Restate the whole listing word for word. Pictures are left out.
***** EXERCISE MATERIALS
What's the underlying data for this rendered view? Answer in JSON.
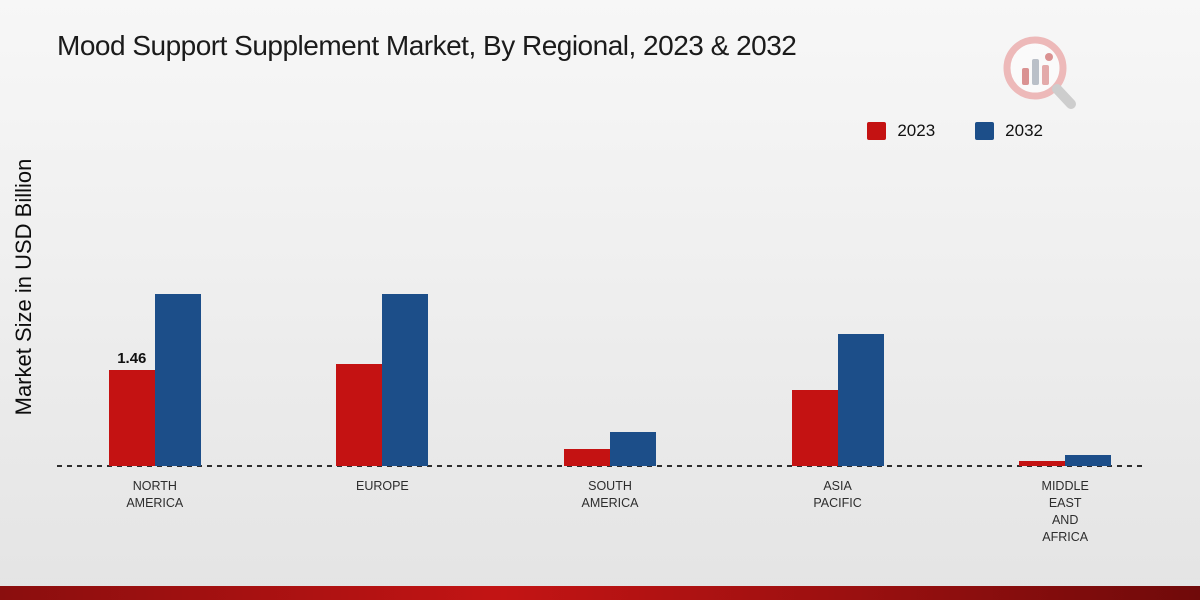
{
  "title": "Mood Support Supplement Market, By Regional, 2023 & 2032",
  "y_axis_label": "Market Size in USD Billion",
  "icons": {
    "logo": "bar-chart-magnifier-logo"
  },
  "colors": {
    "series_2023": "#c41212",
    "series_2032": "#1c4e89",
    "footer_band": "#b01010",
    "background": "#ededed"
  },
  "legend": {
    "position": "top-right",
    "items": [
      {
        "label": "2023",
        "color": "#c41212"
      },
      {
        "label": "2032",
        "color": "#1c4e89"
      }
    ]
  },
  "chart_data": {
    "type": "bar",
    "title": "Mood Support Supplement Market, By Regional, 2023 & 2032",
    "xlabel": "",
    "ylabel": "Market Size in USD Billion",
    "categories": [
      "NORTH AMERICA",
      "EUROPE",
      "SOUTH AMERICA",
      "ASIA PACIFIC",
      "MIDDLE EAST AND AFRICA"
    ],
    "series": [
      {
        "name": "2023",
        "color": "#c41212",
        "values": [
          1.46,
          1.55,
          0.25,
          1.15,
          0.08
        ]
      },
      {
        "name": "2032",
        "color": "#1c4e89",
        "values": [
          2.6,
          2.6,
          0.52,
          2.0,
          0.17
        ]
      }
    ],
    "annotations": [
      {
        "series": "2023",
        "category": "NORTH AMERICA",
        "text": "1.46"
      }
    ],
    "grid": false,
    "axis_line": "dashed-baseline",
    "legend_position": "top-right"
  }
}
**********
ANSWER TO THIS TASK
What's the underlying data for this rendered view? Answer in JSON.
{
  "title": "Mood Support Supplement Market, By Regional, 2023 & 2032",
  "y_axis_label": "Market Size in USD Billion",
  "icons": {
    "logo": "bar-chart-magnifier-logo"
  },
  "colors": {
    "series_2023": "#c41212",
    "series_2032": "#1c4e89",
    "footer_band": "#b01010",
    "background": "#ededed"
  },
  "legend": {
    "position": "top-right",
    "items": [
      {
        "label": "2023",
        "color": "#c41212"
      },
      {
        "label": "2032",
        "color": "#1c4e89"
      }
    ]
  },
  "chart_data": {
    "type": "bar",
    "title": "Mood Support Supplement Market, By Regional, 2023 & 2032",
    "xlabel": "",
    "ylabel": "Market Size in USD Billion",
    "categories": [
      "NORTH AMERICA",
      "EUROPE",
      "SOUTH AMERICA",
      "ASIA PACIFIC",
      "MIDDLE EAST AND AFRICA"
    ],
    "series": [
      {
        "name": "2023",
        "color": "#c41212",
        "values": [
          1.46,
          1.55,
          0.25,
          1.15,
          0.08
        ]
      },
      {
        "name": "2032",
        "color": "#1c4e89",
        "values": [
          2.6,
          2.6,
          0.52,
          2.0,
          0.17
        ]
      }
    ],
    "annotations": [
      {
        "series": "2023",
        "category": "NORTH AMERICA",
        "text": "1.46"
      }
    ],
    "grid": false,
    "axis_line": "dashed-baseline",
    "legend_position": "top-right"
  }
}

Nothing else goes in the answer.